* Start *

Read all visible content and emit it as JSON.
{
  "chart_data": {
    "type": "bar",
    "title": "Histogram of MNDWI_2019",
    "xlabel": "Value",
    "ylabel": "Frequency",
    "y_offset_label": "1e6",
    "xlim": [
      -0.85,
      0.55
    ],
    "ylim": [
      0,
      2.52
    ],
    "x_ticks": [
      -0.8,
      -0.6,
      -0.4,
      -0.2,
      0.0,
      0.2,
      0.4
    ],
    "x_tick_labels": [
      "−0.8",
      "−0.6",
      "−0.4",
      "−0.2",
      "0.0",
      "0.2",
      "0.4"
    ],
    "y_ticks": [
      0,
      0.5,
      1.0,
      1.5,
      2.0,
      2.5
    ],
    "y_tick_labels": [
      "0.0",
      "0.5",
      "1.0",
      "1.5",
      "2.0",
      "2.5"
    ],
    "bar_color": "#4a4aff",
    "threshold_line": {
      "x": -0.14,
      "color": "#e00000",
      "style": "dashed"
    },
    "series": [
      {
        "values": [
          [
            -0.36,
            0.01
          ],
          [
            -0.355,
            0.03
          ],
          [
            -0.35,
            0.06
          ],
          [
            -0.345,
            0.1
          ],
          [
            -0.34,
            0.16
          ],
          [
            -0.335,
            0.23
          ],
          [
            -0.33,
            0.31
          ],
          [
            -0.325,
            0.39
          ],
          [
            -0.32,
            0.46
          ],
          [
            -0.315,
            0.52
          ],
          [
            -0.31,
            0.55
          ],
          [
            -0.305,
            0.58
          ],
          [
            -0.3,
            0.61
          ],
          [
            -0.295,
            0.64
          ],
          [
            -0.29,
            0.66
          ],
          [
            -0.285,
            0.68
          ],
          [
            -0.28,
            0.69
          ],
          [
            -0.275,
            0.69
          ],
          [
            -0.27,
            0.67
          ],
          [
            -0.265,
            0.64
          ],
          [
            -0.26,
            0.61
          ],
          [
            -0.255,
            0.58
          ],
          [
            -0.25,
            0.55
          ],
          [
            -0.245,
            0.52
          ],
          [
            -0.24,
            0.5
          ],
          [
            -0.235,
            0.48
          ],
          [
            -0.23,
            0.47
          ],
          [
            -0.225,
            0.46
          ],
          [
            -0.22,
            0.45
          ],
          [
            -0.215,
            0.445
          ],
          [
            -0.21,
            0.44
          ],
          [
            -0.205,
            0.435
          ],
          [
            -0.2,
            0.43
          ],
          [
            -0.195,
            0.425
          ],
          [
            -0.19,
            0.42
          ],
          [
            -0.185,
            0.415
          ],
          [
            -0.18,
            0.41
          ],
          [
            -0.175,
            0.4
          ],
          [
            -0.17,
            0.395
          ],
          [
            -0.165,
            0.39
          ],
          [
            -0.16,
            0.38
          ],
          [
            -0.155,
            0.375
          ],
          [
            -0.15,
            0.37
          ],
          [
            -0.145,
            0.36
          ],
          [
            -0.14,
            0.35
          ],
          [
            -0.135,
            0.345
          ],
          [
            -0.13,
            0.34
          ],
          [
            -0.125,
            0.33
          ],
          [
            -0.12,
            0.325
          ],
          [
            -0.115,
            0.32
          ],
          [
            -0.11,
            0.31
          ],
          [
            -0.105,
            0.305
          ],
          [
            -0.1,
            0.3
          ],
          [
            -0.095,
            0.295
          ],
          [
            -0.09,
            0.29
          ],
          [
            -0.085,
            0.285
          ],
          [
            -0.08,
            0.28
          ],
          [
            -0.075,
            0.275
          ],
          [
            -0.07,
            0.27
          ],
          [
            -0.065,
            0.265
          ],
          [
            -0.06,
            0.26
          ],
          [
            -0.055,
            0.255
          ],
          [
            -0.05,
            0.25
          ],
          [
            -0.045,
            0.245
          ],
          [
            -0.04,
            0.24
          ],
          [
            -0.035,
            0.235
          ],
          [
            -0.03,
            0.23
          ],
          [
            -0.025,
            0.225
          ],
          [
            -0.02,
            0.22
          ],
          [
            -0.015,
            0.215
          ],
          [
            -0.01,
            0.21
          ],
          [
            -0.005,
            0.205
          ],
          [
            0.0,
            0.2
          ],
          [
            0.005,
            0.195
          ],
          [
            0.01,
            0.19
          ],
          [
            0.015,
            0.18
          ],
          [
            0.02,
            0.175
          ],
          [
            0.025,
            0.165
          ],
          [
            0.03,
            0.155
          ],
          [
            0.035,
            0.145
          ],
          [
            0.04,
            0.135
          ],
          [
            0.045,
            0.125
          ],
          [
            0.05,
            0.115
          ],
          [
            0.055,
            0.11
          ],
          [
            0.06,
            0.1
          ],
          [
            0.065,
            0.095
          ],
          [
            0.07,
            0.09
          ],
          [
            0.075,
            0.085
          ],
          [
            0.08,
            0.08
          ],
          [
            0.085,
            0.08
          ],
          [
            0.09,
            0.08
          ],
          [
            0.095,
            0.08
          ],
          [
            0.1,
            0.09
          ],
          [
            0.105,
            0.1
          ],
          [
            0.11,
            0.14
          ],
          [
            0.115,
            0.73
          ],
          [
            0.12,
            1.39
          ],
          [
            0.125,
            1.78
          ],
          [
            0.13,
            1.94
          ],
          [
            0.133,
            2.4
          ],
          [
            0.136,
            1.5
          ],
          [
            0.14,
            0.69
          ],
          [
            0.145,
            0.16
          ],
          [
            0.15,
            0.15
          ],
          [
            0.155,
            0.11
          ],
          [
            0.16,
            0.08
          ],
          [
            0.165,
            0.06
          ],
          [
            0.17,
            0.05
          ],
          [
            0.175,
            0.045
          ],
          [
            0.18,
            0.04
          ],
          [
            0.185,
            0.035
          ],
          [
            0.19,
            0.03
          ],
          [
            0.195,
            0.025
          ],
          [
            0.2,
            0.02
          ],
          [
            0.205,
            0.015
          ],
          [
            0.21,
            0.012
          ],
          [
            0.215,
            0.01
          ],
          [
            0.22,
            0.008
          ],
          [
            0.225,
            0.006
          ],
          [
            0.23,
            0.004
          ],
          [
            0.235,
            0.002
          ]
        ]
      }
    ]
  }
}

* End *

:: Objective ::
Return all of the above records exactly, leaving no line out.

:: Solution to this problem ::
Read all visible content and emit it as JSON.
{
  "chart_data": {
    "type": "bar",
    "title": "Histogram of MNDWI_2019",
    "xlabel": "Value",
    "ylabel": "Frequency",
    "y_offset_label": "1e6",
    "xlim": [
      -0.85,
      0.55
    ],
    "ylim": [
      0,
      2.52
    ],
    "x_ticks": [
      -0.8,
      -0.6,
      -0.4,
      -0.2,
      0.0,
      0.2,
      0.4
    ],
    "x_tick_labels": [
      "−0.8",
      "−0.6",
      "−0.4",
      "−0.2",
      "0.0",
      "0.2",
      "0.4"
    ],
    "y_ticks": [
      0,
      0.5,
      1.0,
      1.5,
      2.0,
      2.5
    ],
    "y_tick_labels": [
      "0.0",
      "0.5",
      "1.0",
      "1.5",
      "2.0",
      "2.5"
    ],
    "bar_color": "#4a4aff",
    "threshold_line": {
      "x": -0.14,
      "color": "#e00000",
      "style": "dashed"
    },
    "series": [
      {
        "values": [
          [
            -0.36,
            0.01
          ],
          [
            -0.355,
            0.03
          ],
          [
            -0.35,
            0.06
          ],
          [
            -0.345,
            0.1
          ],
          [
            -0.34,
            0.16
          ],
          [
            -0.335,
            0.23
          ],
          [
            -0.33,
            0.31
          ],
          [
            -0.325,
            0.39
          ],
          [
            -0.32,
            0.46
          ],
          [
            -0.315,
            0.52
          ],
          [
            -0.31,
            0.55
          ],
          [
            -0.305,
            0.58
          ],
          [
            -0.3,
            0.61
          ],
          [
            -0.295,
            0.64
          ],
          [
            -0.29,
            0.66
          ],
          [
            -0.285,
            0.68
          ],
          [
            -0.28,
            0.69
          ],
          [
            -0.275,
            0.69
          ],
          [
            -0.27,
            0.67
          ],
          [
            -0.265,
            0.64
          ],
          [
            -0.26,
            0.61
          ],
          [
            -0.255,
            0.58
          ],
          [
            -0.25,
            0.55
          ],
          [
            -0.245,
            0.52
          ],
          [
            -0.24,
            0.5
          ],
          [
            -0.235,
            0.48
          ],
          [
            -0.23,
            0.47
          ],
          [
            -0.225,
            0.46
          ],
          [
            -0.22,
            0.45
          ],
          [
            -0.215,
            0.445
          ],
          [
            -0.21,
            0.44
          ],
          [
            -0.205,
            0.435
          ],
          [
            -0.2,
            0.43
          ],
          [
            -0.195,
            0.425
          ],
          [
            -0.19,
            0.42
          ],
          [
            -0.185,
            0.415
          ],
          [
            -0.18,
            0.41
          ],
          [
            -0.175,
            0.4
          ],
          [
            -0.17,
            0.395
          ],
          [
            -0.165,
            0.39
          ],
          [
            -0.16,
            0.38
          ],
          [
            -0.155,
            0.375
          ],
          [
            -0.15,
            0.37
          ],
          [
            -0.145,
            0.36
          ],
          [
            -0.14,
            0.35
          ],
          [
            -0.135,
            0.345
          ],
          [
            -0.13,
            0.34
          ],
          [
            -0.125,
            0.33
          ],
          [
            -0.12,
            0.325
          ],
          [
            -0.115,
            0.32
          ],
          [
            -0.11,
            0.31
          ],
          [
            -0.105,
            0.305
          ],
          [
            -0.1,
            0.3
          ],
          [
            -0.095,
            0.295
          ],
          [
            -0.09,
            0.29
          ],
          [
            -0.085,
            0.285
          ],
          [
            -0.08,
            0.28
          ],
          [
            -0.075,
            0.275
          ],
          [
            -0.07,
            0.27
          ],
          [
            -0.065,
            0.265
          ],
          [
            -0.06,
            0.26
          ],
          [
            -0.055,
            0.255
          ],
          [
            -0.05,
            0.25
          ],
          [
            -0.045,
            0.245
          ],
          [
            -0.04,
            0.24
          ],
          [
            -0.035,
            0.235
          ],
          [
            -0.03,
            0.23
          ],
          [
            -0.025,
            0.225
          ],
          [
            -0.02,
            0.22
          ],
          [
            -0.015,
            0.215
          ],
          [
            -0.01,
            0.21
          ],
          [
            -0.005,
            0.205
          ],
          [
            0.0,
            0.2
          ],
          [
            0.005,
            0.195
          ],
          [
            0.01,
            0.19
          ],
          [
            0.015,
            0.18
          ],
          [
            0.02,
            0.175
          ],
          [
            0.025,
            0.165
          ],
          [
            0.03,
            0.155
          ],
          [
            0.035,
            0.145
          ],
          [
            0.04,
            0.135
          ],
          [
            0.045,
            0.125
          ],
          [
            0.05,
            0.115
          ],
          [
            0.055,
            0.11
          ],
          [
            0.06,
            0.1
          ],
          [
            0.065,
            0.095
          ],
          [
            0.07,
            0.09
          ],
          [
            0.075,
            0.085
          ],
          [
            0.08,
            0.08
          ],
          [
            0.085,
            0.08
          ],
          [
            0.09,
            0.08
          ],
          [
            0.095,
            0.08
          ],
          [
            0.1,
            0.09
          ],
          [
            0.105,
            0.1
          ],
          [
            0.11,
            0.14
          ],
          [
            0.115,
            0.73
          ],
          [
            0.12,
            1.39
          ],
          [
            0.125,
            1.78
          ],
          [
            0.13,
            1.94
          ],
          [
            0.133,
            2.4
          ],
          [
            0.136,
            1.5
          ],
          [
            0.14,
            0.69
          ],
          [
            0.145,
            0.16
          ],
          [
            0.15,
            0.15
          ],
          [
            0.155,
            0.11
          ],
          [
            0.16,
            0.08
          ],
          [
            0.165,
            0.06
          ],
          [
            0.17,
            0.05
          ],
          [
            0.175,
            0.045
          ],
          [
            0.18,
            0.04
          ],
          [
            0.185,
            0.035
          ],
          [
            0.19,
            0.03
          ],
          [
            0.195,
            0.025
          ],
          [
            0.2,
            0.02
          ],
          [
            0.205,
            0.015
          ],
          [
            0.21,
            0.012
          ],
          [
            0.215,
            0.01
          ],
          [
            0.22,
            0.008
          ],
          [
            0.225,
            0.006
          ],
          [
            0.23,
            0.004
          ],
          [
            0.235,
            0.002
          ]
        ]
      }
    ]
  }
}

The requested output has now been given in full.